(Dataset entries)
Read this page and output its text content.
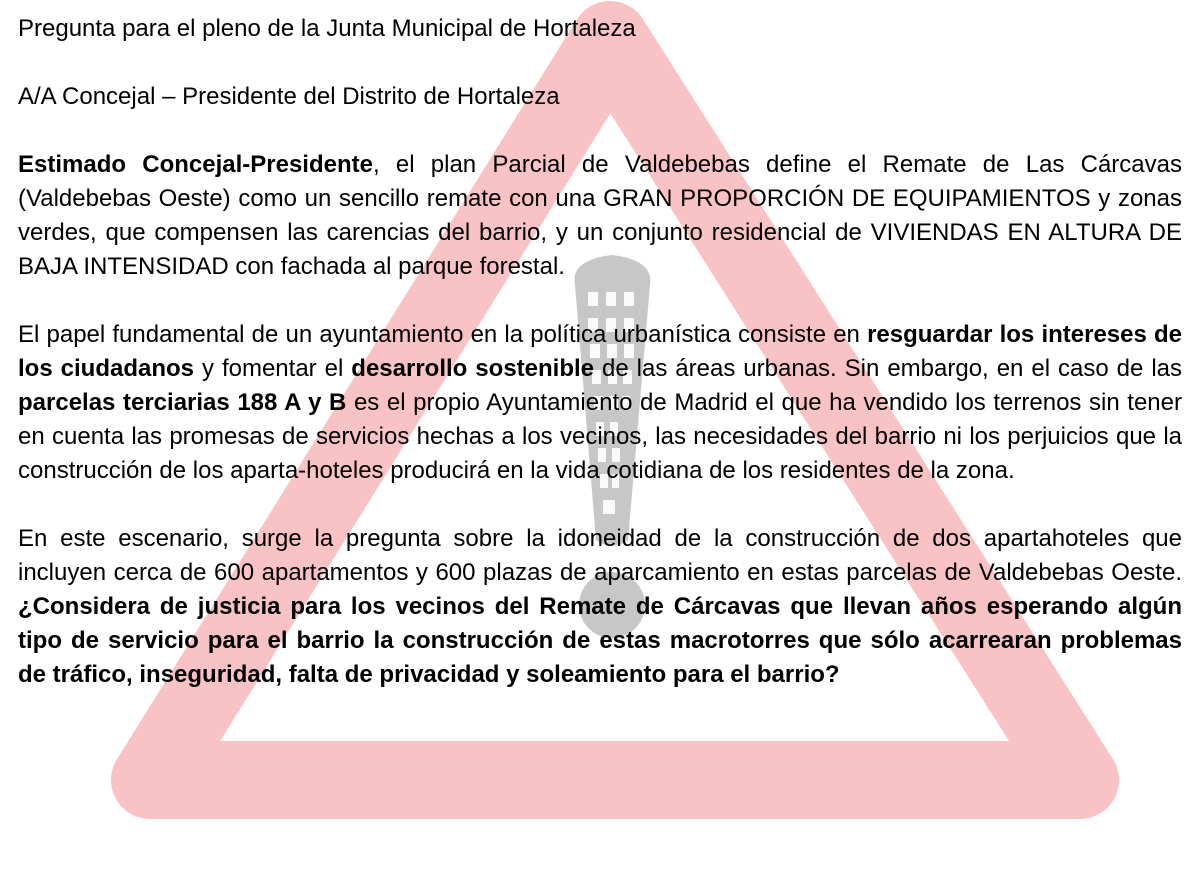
Pregunta para el pleno de la Junta Municipal de Hortaleza

A/A Concejal – Presidente del Distrito de Hortaleza

Estimado Concejal-Presidente, el plan Parcial de Valdebebas define el Remate de Las Cárcavas (Valdebebas Oeste) como un sencillo remate con una GRAN PROPORCIÓN DE EQUIPAMIENTOS y zonas verdes, que compensen las carencias del barrio, y un conjunto residencial de VIVIENDAS EN ALTURA DE BAJA INTENSIDAD con fachada al parque forestal.

El papel fundamental de un ayuntamiento en la política urbanística consiste en resguardar los intereses de los ciudadanos y fomentar el desarrollo sostenible de las áreas urbanas. Sin embargo, en el caso de las parcelas terciarias 188 A y B es el propio Ayuntamiento de Madrid el que ha vendido los terrenos sin tener en cuenta las promesas de servicios hechas a los vecinos, las necesidades del barrio ni los perjuicios que la construcción de los aparta-hoteles producirá en la vida cotidiana de los residentes de la zona.

En este escenario, surge la pregunta sobre la idoneidad de la construcción de dos apartahoteles que incluyen cerca de 600 apartamentos y 600 plazas de aparcamiento en estas parcelas de Valdebebas Oeste. ¿Considera de justicia para los vecinos del Remate de Cárcavas que llevan años esperando algún tipo de servicio para el barrio la construcción de estas macrotorres que sólo acarrearan problemas de tráfico, inseguridad, falta de privacidad y soleamiento para el barrio?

Written exercise: Return the material exactly as given, apart from the pictures.

Response for this exercise:
Read this page and output its text content.
Pregunta para el pleno de la Junta Municipal de Hortaleza

A/A Concejal – Presidente del Distrito de Hortaleza

Estimado Concejal-Presidente, el plan Parcial de Valdebebas define el Remate de Las Cárcavas (Valdebebas Oeste) como un sencillo remate con una GRAN PROPORCIÓN DE EQUIPAMIENTOS y zonas verdes, que compensen las carencias del barrio, y un conjunto residencial de VIVIENDAS EN ALTURA DE BAJA INTENSIDAD con fachada al parque forestal.

El papel fundamental de un ayuntamiento en la política urbanística consiste en resguardar los intereses de los ciudadanos y fomentar el desarrollo sostenible de las áreas urbanas. Sin embargo, en el caso de las parcelas terciarias 188 A y B es el propio Ayuntamiento de Madrid el que ha vendido los terrenos sin tener en cuenta las promesas de servicios hechas a los vecinos, las necesidades del barrio ni los perjuicios que la construcción de los aparta-hoteles producirá en la vida cotidiana de los residentes de la zona.

En este escenario, surge la pregunta sobre la idoneidad de la construcción de dos apartahoteles que incluyen cerca de 600 apartamentos y 600 plazas de aparcamiento en estas parcelas de Valdebebas Oeste. ¿Considera de justicia para los vecinos del Remate de Cárcavas que llevan años esperando algún tipo de servicio para el barrio la construcción de estas macrotorres que sólo acarrearan problemas de tráfico, inseguridad, falta de privacidad y soleamiento para el barrio?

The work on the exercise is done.